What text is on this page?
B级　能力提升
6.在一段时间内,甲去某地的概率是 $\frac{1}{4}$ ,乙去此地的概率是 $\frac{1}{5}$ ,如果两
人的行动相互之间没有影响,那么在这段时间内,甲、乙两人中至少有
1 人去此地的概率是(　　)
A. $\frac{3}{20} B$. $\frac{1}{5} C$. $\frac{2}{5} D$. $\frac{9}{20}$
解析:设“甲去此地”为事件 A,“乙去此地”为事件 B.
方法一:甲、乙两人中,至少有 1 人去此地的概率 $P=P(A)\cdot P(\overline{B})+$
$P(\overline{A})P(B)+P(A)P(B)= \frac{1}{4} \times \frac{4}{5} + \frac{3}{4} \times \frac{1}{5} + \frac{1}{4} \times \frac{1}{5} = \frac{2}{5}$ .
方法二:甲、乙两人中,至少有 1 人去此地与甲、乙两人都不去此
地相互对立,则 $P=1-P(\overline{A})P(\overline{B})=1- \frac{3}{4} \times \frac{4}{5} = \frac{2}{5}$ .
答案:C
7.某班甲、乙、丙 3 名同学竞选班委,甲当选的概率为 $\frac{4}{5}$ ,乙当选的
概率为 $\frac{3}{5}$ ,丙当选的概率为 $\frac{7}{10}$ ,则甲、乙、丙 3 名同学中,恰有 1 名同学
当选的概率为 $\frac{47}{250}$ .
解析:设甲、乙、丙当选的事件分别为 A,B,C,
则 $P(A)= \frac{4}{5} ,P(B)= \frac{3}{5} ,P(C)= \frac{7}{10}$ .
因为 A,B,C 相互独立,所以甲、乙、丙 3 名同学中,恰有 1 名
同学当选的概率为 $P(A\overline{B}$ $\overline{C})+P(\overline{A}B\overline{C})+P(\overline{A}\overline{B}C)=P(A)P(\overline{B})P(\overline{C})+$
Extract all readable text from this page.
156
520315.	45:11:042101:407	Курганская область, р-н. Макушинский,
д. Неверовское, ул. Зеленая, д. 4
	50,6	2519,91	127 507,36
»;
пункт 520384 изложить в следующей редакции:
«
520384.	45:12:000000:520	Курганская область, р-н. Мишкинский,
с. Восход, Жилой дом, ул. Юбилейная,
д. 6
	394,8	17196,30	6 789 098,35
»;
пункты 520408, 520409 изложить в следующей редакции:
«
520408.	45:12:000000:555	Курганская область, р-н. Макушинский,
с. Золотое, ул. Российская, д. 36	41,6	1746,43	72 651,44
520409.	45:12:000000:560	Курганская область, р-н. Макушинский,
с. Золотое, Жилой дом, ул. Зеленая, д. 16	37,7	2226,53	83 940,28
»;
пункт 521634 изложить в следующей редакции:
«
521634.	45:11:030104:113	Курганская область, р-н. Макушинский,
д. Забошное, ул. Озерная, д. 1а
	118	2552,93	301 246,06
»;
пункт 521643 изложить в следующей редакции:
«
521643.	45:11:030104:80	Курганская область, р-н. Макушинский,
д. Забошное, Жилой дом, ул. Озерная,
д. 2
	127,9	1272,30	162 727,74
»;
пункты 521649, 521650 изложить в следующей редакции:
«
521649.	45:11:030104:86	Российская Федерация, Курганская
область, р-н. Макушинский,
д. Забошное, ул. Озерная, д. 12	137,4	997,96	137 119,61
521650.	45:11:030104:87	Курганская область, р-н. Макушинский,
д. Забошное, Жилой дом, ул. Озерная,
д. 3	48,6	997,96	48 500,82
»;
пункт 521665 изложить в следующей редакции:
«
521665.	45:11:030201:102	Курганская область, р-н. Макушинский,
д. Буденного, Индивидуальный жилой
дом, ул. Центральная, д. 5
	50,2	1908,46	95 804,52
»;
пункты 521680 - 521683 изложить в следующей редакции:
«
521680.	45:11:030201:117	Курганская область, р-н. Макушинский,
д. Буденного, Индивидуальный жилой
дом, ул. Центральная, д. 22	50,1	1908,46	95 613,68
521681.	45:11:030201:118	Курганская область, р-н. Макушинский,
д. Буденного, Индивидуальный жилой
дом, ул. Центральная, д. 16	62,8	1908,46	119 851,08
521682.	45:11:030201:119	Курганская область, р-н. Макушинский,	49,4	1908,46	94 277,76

——

> REQUIRED WORK: Using the listing above, retype each line exactly.

> RESULT FOR THIS TASK:
What text is on this page?
B级　能力提升
6.在一段时间内,甲去某地的概率是 $\frac{1}{4}$ ,乙去此地的概率是 $\frac{1}{5}$ ,如果两
人的行动相互之间没有影响,那么在这段时间内,甲、乙两人中至少有
1 人去此地的概率是(　　)
A. $\frac{3}{20} B$. $\frac{1}{5} C$. $\frac{2}{5} D$. $\frac{9}{20}$
解析:设“甲去此地”为事件 A,“乙去此地”为事件 B.
方法一:甲、乙两人中,至少有 1 人去此地的概率 $P=P(A)\cdot P(\overline{B})+$
$P(\overline{A})P(B)+P(A)P(B)= \frac{1}{4} \times \frac{4}{5} + \frac{3}{4} \times \frac{1}{5} + \frac{1}{4} \times \frac{1}{5} = \frac{2}{5}$ .
方法二:甲、乙两人中,至少有 1 人去此地与甲、乙两人都不去此
地相互对立,则 $P=1-P(\overline{A})P(\overline{B})=1- \frac{3}{4} \times \frac{4}{5} = \frac{2}{5}$ .
答案:C
7.某班甲、乙、丙 3 名同学竞选班委,甲当选的概率为 $\frac{4}{5}$ ,乙当选的
概率为 $\frac{3}{5}$ ,丙当选的概率为 $\frac{7}{10}$ ,则甲、乙、丙 3 名同学中,恰有 1 名同学
当选的概率为 $\frac{47}{250}$ .
解析:设甲、乙、丙当选的事件分别为 A,B,C,
则 $P(A)= \frac{4}{5} ,P(B)= \frac{3}{5} ,P(C)= \frac{7}{10}$ .
因为 A,B,C 相互独立,所以甲、乙、丙 3 名同学中,恰有 1 名
同学当选的概率为 $P(A\overline{B}$ $\overline{C})+P(\overline{A}B\overline{C})+P(\overline{A}\overline{B}C)=P(A)P(\overline{B})P(\overline{C})+$
Extract all readable text from this page.
156
520315.	45:11:042101:407	Курганская область, р-н. Макушинский,
д. Неверовское, ул. Зеленая, д. 4
	50,6	2519,91	127 507,36
»;
пункт 520384 изложить в следующей редакции:
«
520384.	45:12:000000:520	Курганская область, р-н. Мишкинский,
с. Восход, Жилой дом, ул. Юбилейная,
д. 6
	394,8	17196,30	6 789 098,35
»;
пункты 520408, 520409 изложить в следующей редакции:
«
520408.	45:12:000000:555	Курганская область, р-н. Макушинский,
с. Золотое, ул. Российская, д. 36	41,6	1746,43	72 651,44
520409.	45:12:000000:560	Курганская область, р-н. Макушинский,
с. Золотое, Жилой дом, ул. Зеленая, д. 16	37,7	2226,53	83 940,28
»;
пункт 521634 изложить в следующей редакции:
«
521634.	45:11:030104:113	Курганская область, р-н. Макушинский,
д. Забошное, ул. Озерная, д. 1а
	118	2552,93	301 246,06
»;
пункт 521643 изложить в следующей редакции:
«
521643.	45:11:030104:80	Курганская область, р-н. Макушинский,
д. Забошное, Жилой дом, ул. Озерная,
д. 2
	127,9	1272,30	162 727,74
»;
пункты 521649, 521650 изложить в следующей редакции:
«
521649.	45:11:030104:86	Российская Федерация, Курганская
область, р-н. Макушинский,
д. Забошное, ул. Озерная, д. 12	137,4	997,96	137 119,61
521650.	45:11:030104:87	Курганская область, р-н. Макушинский,
д. Забошное, Жилой дом, ул. Озерная,
д. 3	48,6	997,96	48 500,82
»;
пункт 521665 изложить в следующей редакции:
«
521665.	45:11:030201:102	Курганская область, р-н. Макушинский,
д. Буденного, Индивидуальный жилой
дом, ул. Центральная, д. 5
	50,2	1908,46	95 804,52
»;
пункты 521680 - 521683 изложить в следующей редакции:
«
521680.	45:11:030201:117	Курганская область, р-н. Макушинский,
д. Буденного, Индивидуальный жилой
дом, ул. Центральная, д. 22	50,1	1908,46	95 613,68
521681.	45:11:030201:118	Курганская область, р-н. Макушинский,
д. Буденного, Индивидуальный жилой
дом, ул. Центральная, д. 16	62,8	1908,46	119 851,08
521682.	45:11:030201:119	Курганская область, р-н. Макушинский,	49,4	1908,46	94 277,76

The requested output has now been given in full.